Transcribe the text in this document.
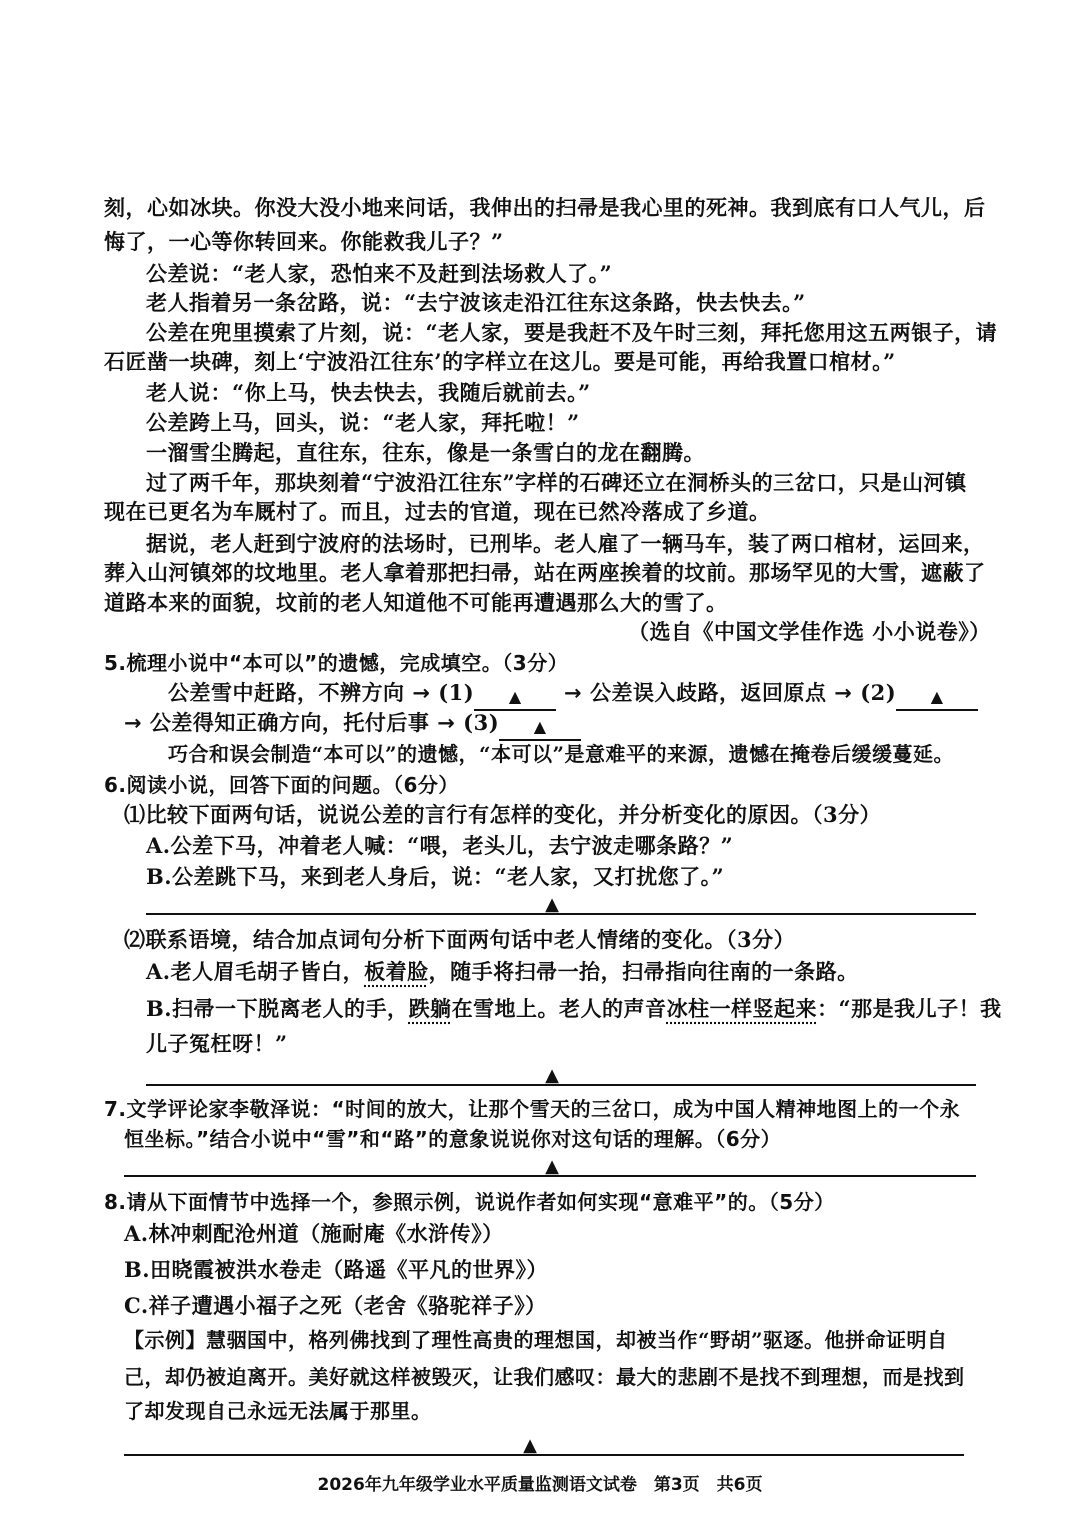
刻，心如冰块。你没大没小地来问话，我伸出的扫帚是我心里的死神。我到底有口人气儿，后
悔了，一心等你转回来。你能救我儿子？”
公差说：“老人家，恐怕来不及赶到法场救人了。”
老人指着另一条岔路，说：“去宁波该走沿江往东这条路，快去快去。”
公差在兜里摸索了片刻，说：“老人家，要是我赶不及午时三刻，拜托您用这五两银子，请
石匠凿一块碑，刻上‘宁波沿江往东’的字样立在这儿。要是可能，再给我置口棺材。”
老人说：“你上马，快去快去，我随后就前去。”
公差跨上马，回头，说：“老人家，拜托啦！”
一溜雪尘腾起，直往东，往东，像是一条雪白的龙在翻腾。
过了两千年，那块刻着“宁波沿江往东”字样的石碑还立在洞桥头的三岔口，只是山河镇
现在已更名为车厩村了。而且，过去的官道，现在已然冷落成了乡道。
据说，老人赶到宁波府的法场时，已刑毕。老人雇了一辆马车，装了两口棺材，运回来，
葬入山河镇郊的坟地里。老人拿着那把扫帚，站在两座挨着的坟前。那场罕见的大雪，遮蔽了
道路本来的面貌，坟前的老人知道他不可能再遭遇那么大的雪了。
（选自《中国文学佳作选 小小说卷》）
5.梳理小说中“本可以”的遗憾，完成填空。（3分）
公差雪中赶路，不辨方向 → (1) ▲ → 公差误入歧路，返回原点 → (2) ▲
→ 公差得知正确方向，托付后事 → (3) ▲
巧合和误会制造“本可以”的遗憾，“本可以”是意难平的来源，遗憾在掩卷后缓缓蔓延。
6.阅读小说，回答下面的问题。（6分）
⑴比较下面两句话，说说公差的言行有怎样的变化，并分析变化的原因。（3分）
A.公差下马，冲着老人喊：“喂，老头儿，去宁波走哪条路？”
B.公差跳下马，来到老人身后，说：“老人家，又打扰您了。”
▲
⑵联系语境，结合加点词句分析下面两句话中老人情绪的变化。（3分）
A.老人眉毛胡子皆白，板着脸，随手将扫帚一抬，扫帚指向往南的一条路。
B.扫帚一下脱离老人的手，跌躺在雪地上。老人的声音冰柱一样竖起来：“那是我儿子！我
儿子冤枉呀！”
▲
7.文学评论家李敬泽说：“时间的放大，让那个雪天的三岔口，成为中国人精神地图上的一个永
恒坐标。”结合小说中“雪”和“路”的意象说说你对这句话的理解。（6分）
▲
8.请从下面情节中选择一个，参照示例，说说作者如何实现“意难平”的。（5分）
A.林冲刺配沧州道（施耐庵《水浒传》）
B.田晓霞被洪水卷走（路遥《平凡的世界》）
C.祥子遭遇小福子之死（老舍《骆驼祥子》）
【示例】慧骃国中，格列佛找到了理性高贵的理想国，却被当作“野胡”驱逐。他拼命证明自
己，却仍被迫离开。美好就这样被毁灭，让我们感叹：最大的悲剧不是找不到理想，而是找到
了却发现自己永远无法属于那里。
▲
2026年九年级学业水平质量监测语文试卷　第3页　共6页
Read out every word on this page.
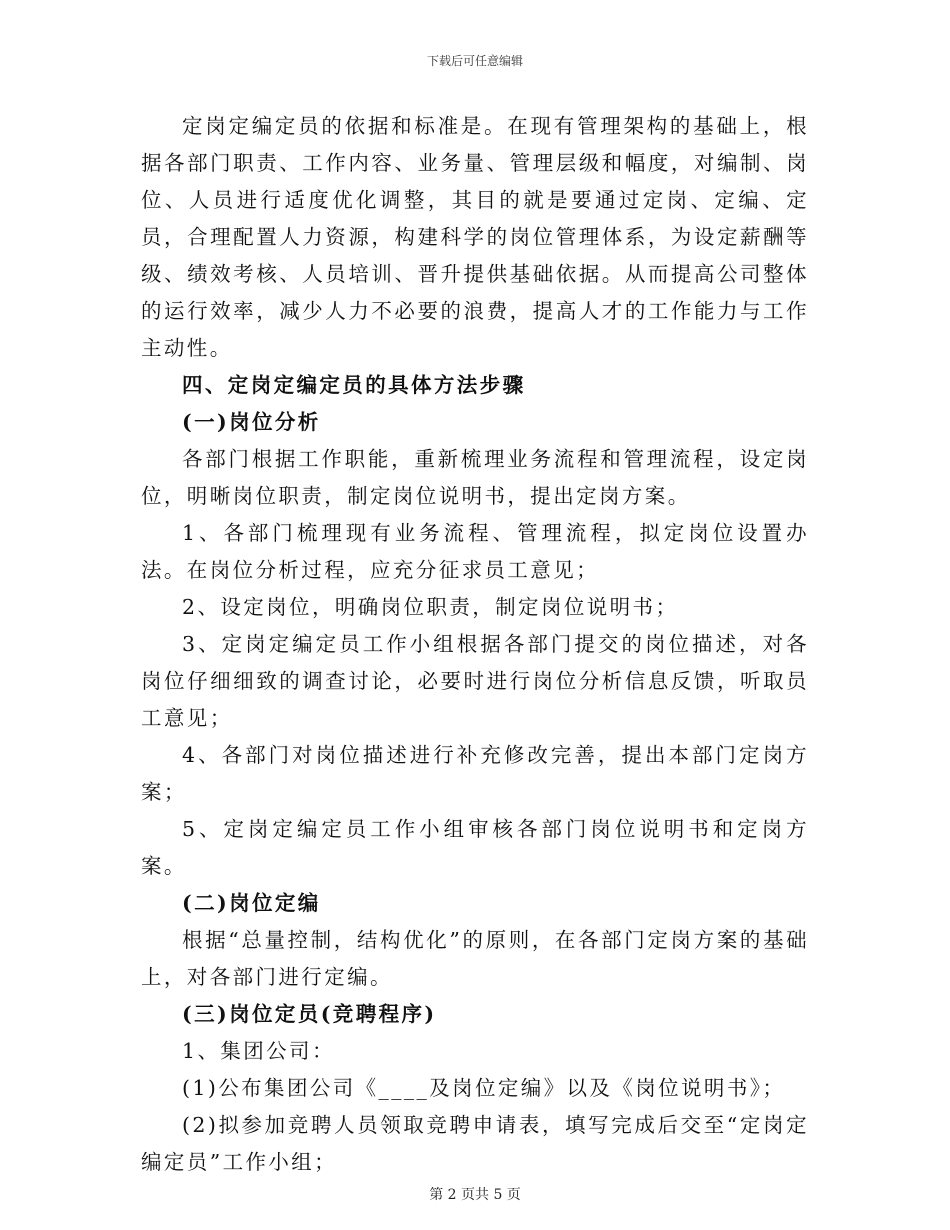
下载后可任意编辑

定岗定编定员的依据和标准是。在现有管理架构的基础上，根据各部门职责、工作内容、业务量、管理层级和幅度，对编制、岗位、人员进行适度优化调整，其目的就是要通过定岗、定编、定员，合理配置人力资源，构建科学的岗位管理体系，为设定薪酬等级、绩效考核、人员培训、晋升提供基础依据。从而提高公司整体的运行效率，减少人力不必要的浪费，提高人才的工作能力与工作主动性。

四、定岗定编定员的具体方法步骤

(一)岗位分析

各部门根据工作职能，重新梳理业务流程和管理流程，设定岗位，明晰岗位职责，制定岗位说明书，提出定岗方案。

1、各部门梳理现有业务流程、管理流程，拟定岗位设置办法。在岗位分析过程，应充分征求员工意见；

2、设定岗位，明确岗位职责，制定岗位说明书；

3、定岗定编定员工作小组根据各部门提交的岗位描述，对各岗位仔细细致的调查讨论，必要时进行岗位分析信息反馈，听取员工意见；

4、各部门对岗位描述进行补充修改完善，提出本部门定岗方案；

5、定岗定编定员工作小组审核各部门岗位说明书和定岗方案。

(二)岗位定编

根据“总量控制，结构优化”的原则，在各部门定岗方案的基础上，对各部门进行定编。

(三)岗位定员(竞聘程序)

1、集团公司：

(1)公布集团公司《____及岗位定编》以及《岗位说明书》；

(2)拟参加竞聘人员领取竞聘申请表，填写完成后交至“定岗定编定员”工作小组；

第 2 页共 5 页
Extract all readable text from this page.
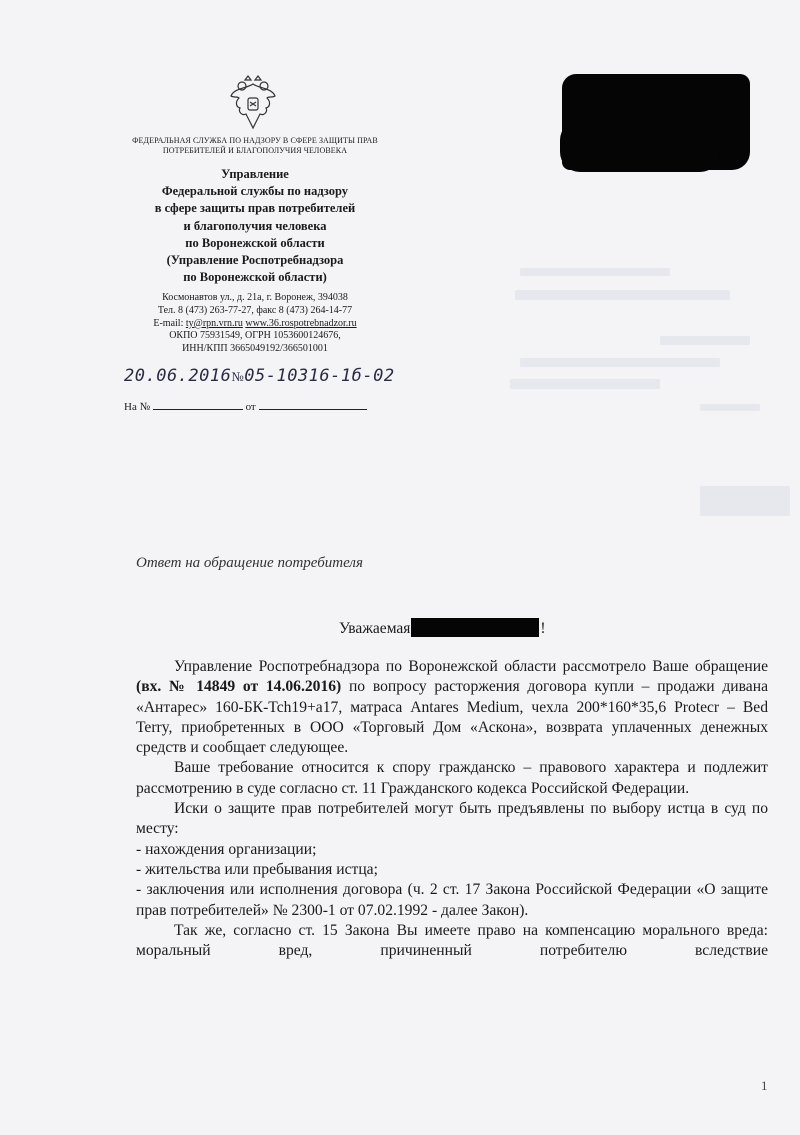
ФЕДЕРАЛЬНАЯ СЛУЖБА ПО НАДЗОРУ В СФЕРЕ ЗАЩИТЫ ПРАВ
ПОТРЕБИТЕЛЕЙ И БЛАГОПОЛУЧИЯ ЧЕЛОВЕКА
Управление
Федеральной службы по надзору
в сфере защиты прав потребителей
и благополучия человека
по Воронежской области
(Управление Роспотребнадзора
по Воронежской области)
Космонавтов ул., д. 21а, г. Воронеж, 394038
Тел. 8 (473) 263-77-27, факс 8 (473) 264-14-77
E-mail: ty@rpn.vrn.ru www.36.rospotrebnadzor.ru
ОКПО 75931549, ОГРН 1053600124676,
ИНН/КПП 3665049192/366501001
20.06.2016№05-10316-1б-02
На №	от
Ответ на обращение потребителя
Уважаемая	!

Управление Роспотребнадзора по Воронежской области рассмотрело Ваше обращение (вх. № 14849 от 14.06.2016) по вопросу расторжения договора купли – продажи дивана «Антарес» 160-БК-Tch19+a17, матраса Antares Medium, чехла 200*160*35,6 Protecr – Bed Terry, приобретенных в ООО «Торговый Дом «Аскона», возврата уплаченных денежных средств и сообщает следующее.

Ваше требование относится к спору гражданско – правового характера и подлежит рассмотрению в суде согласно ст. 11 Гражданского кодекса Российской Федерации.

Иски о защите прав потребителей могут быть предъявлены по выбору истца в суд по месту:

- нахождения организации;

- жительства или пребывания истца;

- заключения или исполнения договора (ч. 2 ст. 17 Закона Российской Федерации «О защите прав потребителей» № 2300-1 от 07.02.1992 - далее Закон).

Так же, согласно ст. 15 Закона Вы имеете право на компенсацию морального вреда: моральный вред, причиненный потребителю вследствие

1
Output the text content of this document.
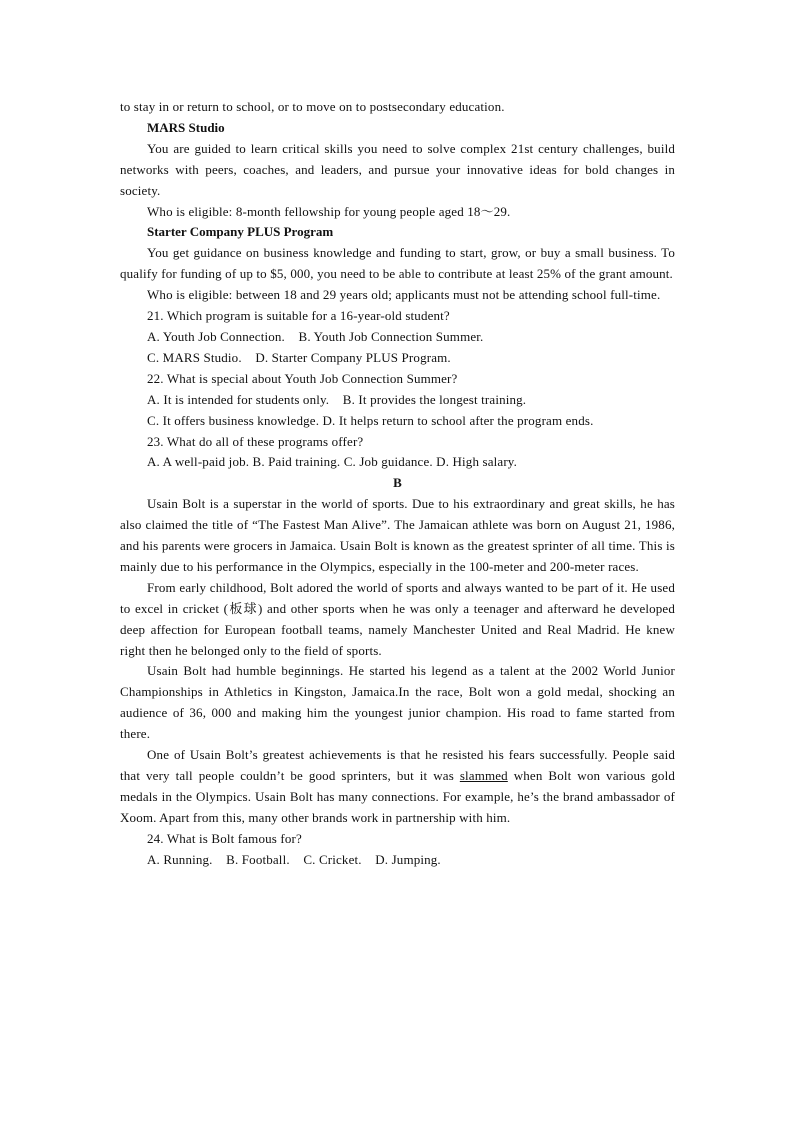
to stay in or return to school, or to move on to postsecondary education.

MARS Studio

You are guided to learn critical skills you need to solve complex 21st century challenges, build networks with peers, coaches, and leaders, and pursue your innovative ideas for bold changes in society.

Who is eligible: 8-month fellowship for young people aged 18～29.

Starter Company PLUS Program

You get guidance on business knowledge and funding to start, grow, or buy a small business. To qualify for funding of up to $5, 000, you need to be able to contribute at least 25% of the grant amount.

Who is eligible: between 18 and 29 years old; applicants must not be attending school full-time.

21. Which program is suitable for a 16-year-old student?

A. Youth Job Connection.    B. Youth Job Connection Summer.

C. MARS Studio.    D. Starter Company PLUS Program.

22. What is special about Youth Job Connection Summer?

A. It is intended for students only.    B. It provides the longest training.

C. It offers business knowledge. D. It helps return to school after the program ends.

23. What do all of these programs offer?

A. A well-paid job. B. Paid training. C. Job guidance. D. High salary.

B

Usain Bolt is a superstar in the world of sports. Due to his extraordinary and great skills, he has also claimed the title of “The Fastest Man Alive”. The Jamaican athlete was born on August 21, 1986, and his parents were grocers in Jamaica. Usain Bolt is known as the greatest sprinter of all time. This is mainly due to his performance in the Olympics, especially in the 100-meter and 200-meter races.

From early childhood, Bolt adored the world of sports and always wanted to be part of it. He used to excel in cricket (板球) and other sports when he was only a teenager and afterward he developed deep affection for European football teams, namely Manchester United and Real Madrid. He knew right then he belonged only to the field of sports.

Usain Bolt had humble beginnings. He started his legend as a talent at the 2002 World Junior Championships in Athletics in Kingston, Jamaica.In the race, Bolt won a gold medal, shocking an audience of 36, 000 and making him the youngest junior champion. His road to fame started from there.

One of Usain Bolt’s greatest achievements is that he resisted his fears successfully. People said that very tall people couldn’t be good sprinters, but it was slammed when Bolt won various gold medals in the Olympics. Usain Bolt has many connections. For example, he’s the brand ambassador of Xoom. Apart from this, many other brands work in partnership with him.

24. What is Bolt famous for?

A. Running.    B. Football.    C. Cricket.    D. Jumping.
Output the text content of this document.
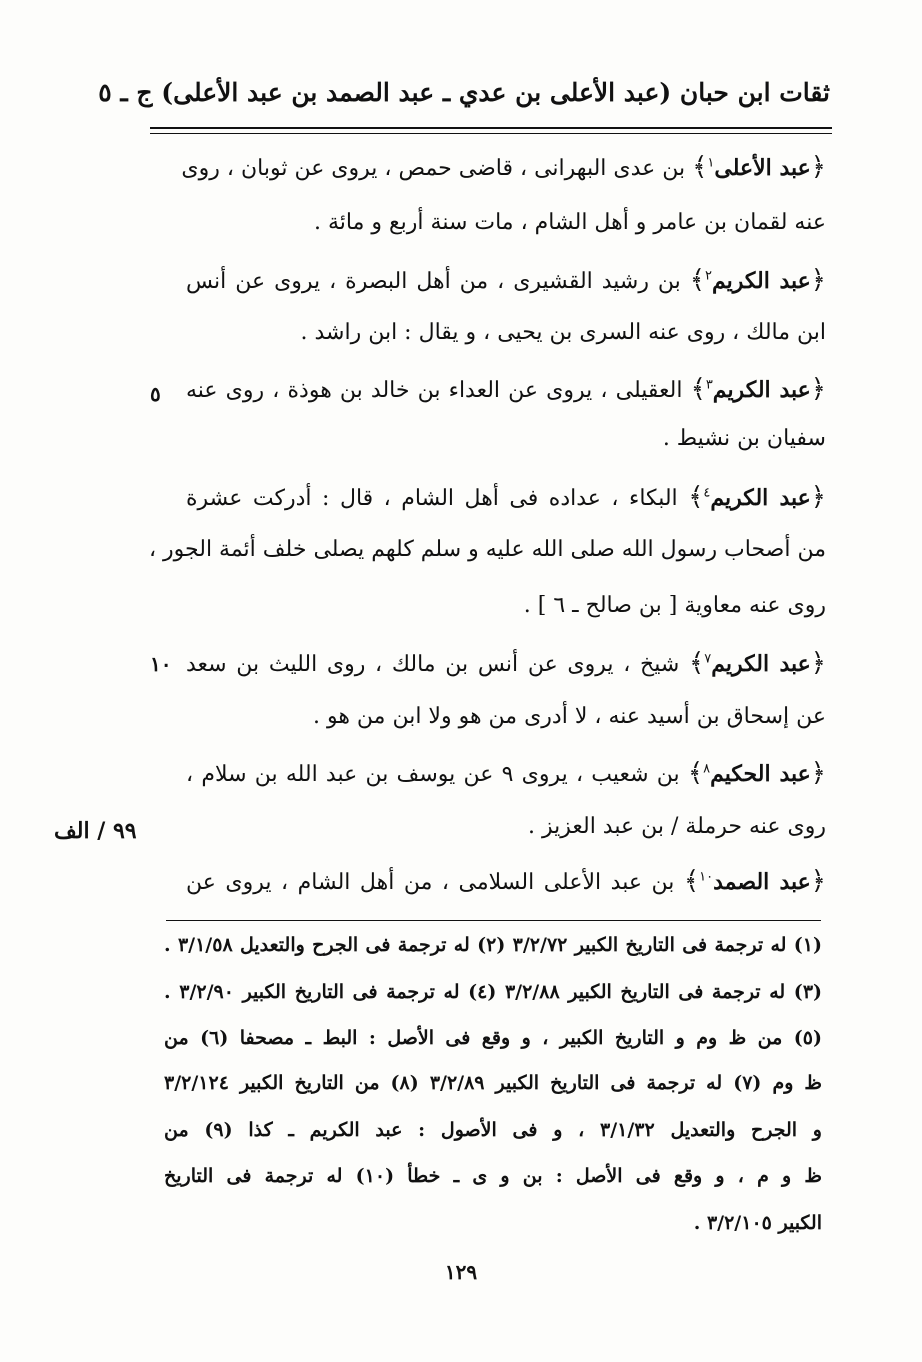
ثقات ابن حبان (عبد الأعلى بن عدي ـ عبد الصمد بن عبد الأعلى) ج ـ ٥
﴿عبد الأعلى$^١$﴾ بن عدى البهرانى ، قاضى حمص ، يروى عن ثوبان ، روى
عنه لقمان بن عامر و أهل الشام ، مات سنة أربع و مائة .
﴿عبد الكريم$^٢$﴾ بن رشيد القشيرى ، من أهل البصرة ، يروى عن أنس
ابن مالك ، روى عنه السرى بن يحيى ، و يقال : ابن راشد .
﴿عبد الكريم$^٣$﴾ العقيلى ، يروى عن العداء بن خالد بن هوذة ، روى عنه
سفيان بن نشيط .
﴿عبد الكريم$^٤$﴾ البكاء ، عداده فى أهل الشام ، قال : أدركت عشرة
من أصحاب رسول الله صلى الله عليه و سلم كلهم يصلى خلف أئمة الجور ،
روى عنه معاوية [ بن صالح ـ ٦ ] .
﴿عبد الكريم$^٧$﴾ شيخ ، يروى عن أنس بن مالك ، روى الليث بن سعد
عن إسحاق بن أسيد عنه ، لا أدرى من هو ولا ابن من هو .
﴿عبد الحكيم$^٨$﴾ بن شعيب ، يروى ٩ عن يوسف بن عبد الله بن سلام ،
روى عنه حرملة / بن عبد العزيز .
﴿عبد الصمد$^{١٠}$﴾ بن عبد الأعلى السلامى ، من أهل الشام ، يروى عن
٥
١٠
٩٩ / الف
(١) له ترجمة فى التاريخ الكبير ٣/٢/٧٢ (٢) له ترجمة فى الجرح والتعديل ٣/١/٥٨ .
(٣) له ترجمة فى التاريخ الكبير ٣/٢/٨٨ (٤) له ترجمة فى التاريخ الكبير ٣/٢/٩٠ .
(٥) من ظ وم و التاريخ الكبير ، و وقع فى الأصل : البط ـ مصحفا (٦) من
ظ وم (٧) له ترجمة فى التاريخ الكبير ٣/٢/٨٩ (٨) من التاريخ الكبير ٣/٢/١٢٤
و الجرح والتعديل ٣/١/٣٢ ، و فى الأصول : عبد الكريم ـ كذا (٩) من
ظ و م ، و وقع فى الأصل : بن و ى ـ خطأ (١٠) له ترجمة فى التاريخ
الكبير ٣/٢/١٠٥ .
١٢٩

======

EXERCISE BRIEF: Find every line in the records above that holds the word "Роспотребнадзора", and copy each one.

ANSWER TO THIS TASK:
(Управление Роспотребнадзора
Управление Роспотребнадзора по Воронежской области рассмотрело Ваше обращение (вх. № 14849 от 14.06.2016) по вопросу расторжения договора купли – продажи дивана «Антарес» 160-БК-Tch19+a17, матраса Antares Medium, чехла 200*160*35,6 Protecr – Bed Terry, приобретенных в ООО «Торговый Дом «Аскона», возврата уплаченных денежных средств и сообщает следующее.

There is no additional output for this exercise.